Instructions to follow -
The entries are to be returned exactly, with images left out.

********

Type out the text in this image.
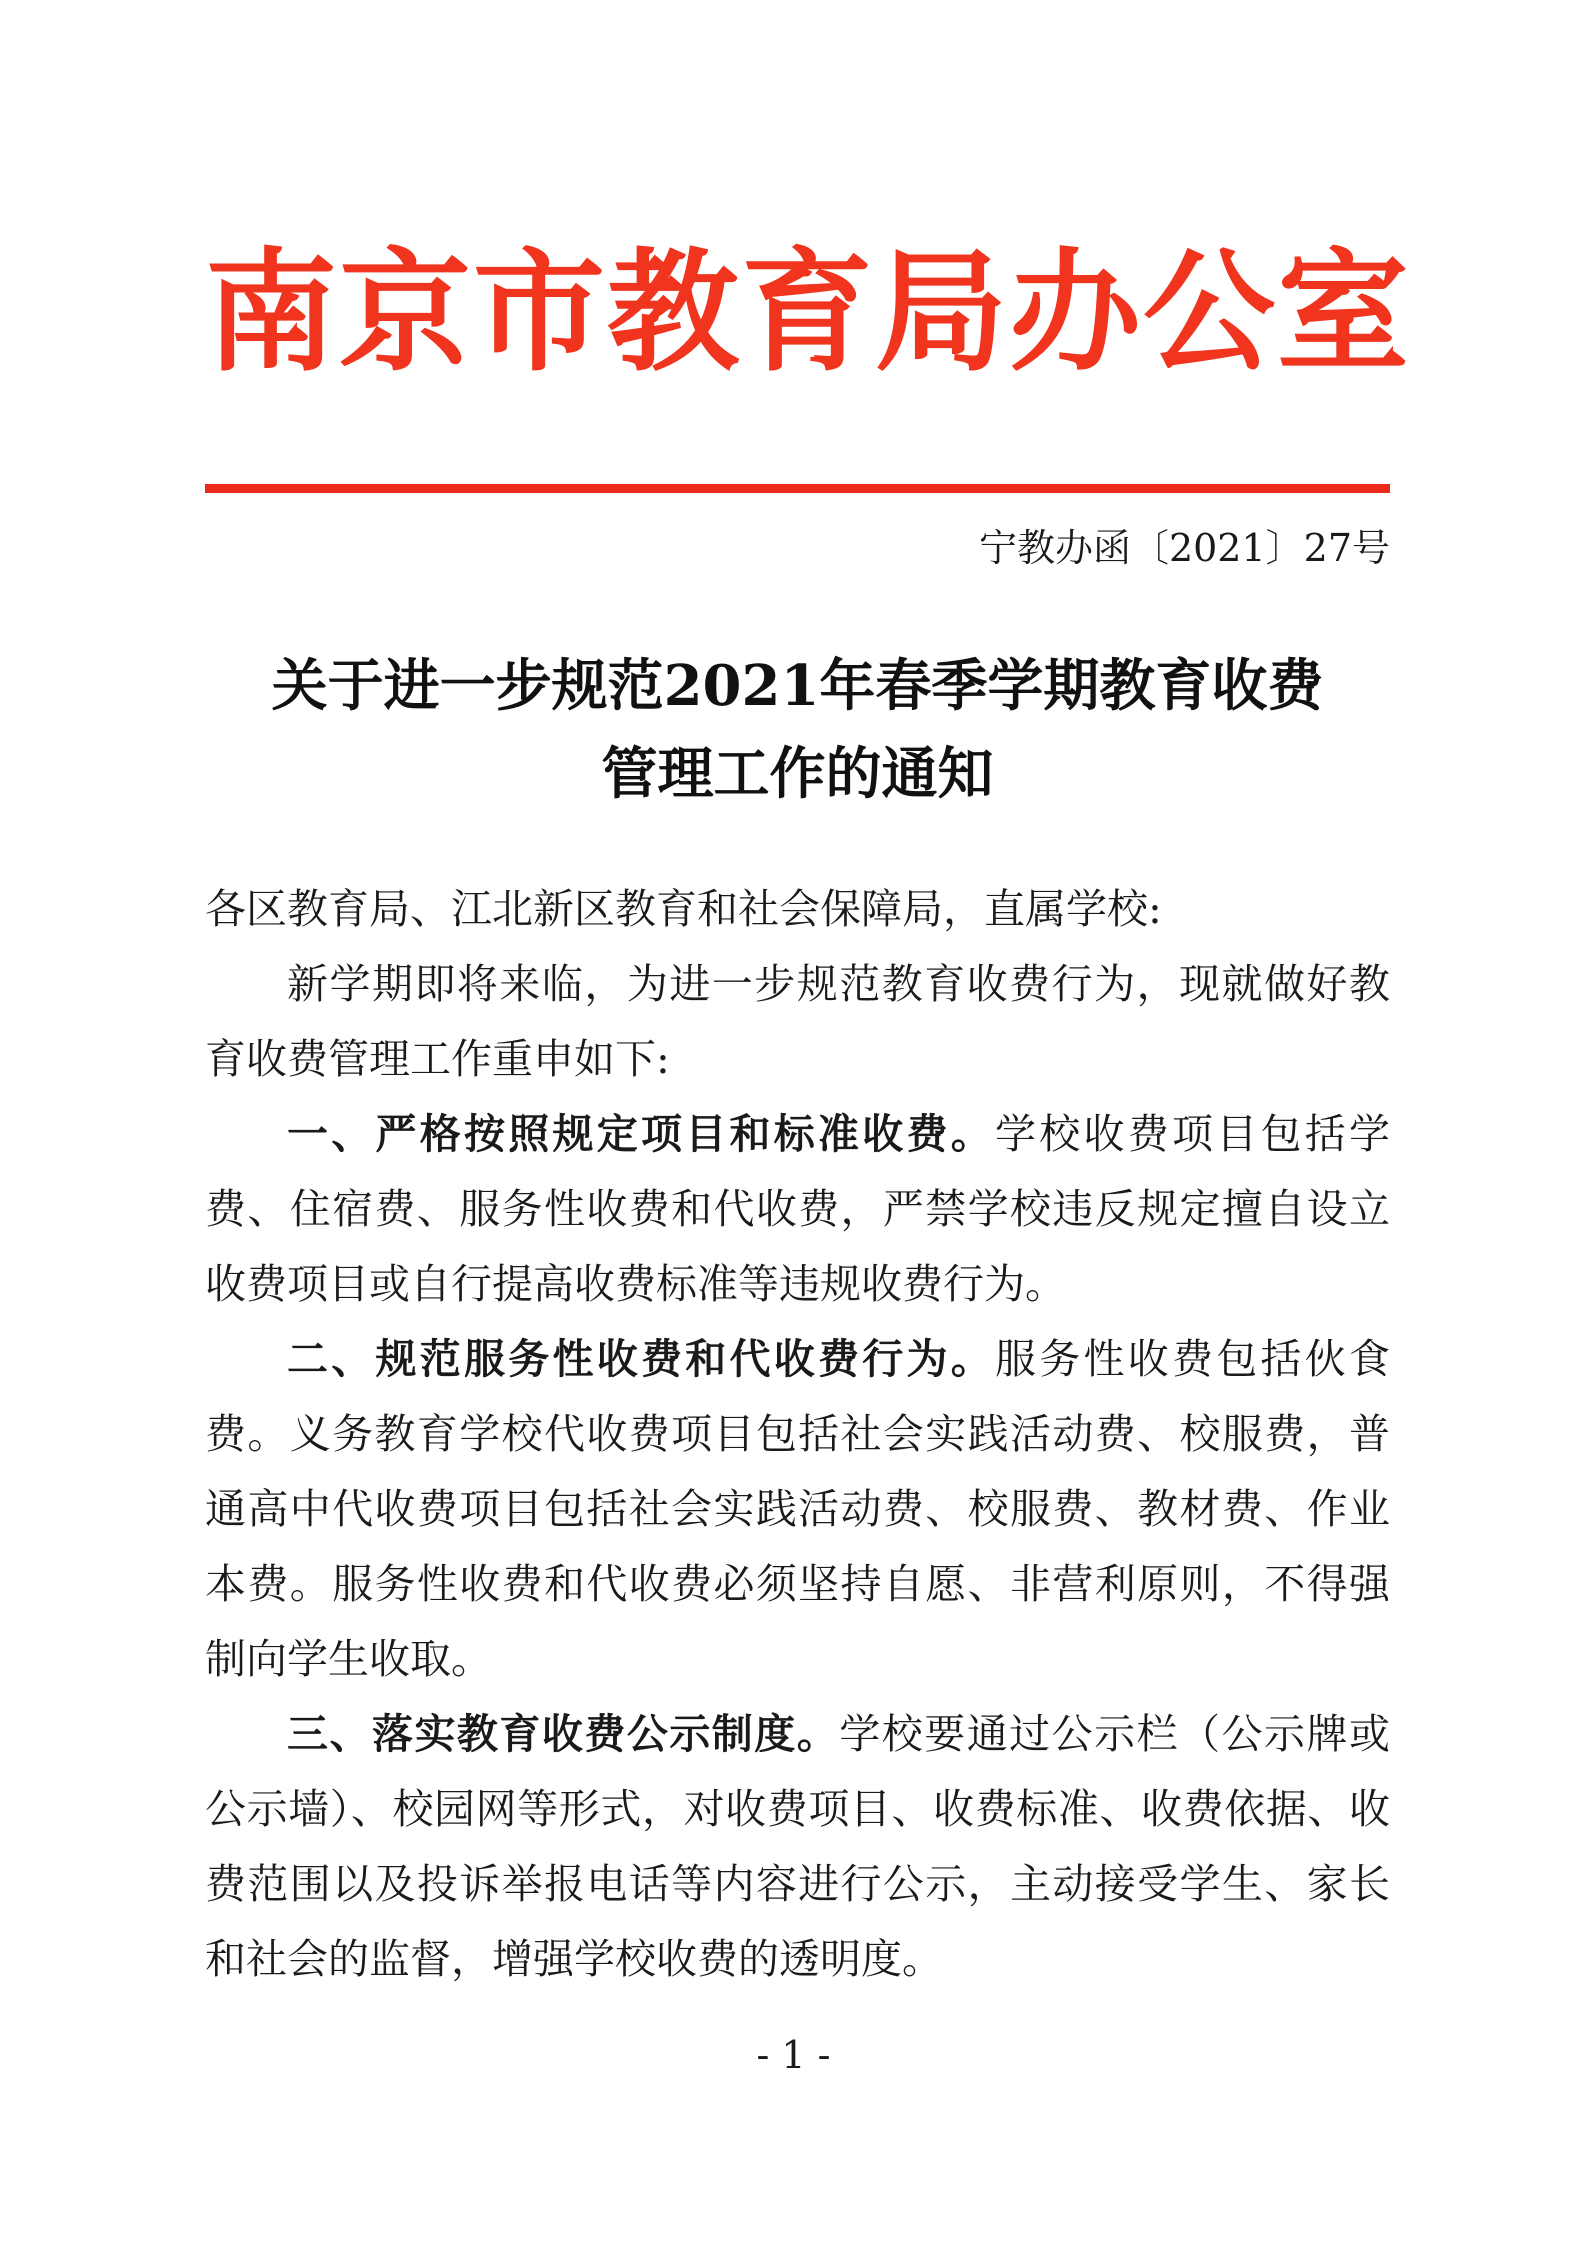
南京市教育局办公室
宁教办函〔2021〕27号
关于进一步规范2021年春季学期教育收费
管理工作的通知

各区教育局、江北新区教育和社会保障局，直属学校:

新学期即将来临，为进一步规范教育收费行为，现就做好教育收费管理工作重申如下:

一、严格按照规定项目和标准收费。学校收费项目包括学费、住宿费、服务性收费和代收费，严禁学校违反规定擅自设立收费项目或自行提高收费标准等违规收费行为。

二、规范服务性收费和代收费行为。服务性收费包括伙食费。义务教育学校代收费项目包括社会实践活动费、校服费，普通高中代收费项目包括社会实践活动费、校服费、教材费、作业本费。服务性收费和代收费必须坚持自愿、非营利原则，不得强制向学生收取。

三、落实教育收费公示制度。学校要通过公示栏（公示牌或公示墙）、校园网等形式，对收费项目、收费标准、收费依据、收费范围以及投诉举报电话等内容进行公示，主动接受学生、家长和社会的监督，增强学校收费的透明度。

- 1 -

********

Task result -
Type out the text in this image.
南京市教育局办公室
宁教办函〔2021〕27号
关于进一步规范2021年春季学期教育收费
管理工作的通知

各区教育局、江北新区教育和社会保障局，直属学校:

新学期即将来临，为进一步规范教育收费行为，现就做好教育收费管理工作重申如下:

一、严格按照规定项目和标准收费。学校收费项目包括学费、住宿费、服务性收费和代收费，严禁学校违反规定擅自设立收费项目或自行提高收费标准等违规收费行为。

二、规范服务性收费和代收费行为。服务性收费包括伙食费。义务教育学校代收费项目包括社会实践活动费、校服费，普通高中代收费项目包括社会实践活动费、校服费、教材费、作业本费。服务性收费和代收费必须坚持自愿、非营利原则，不得强制向学生收取。

三、落实教育收费公示制度。学校要通过公示栏（公示牌或公示墙）、校园网等形式，对收费项目、收费标准、收费依据、收费范围以及投诉举报电话等内容进行公示，主动接受学生、家长和社会的监督，增强学校收费的透明度。

- 1 -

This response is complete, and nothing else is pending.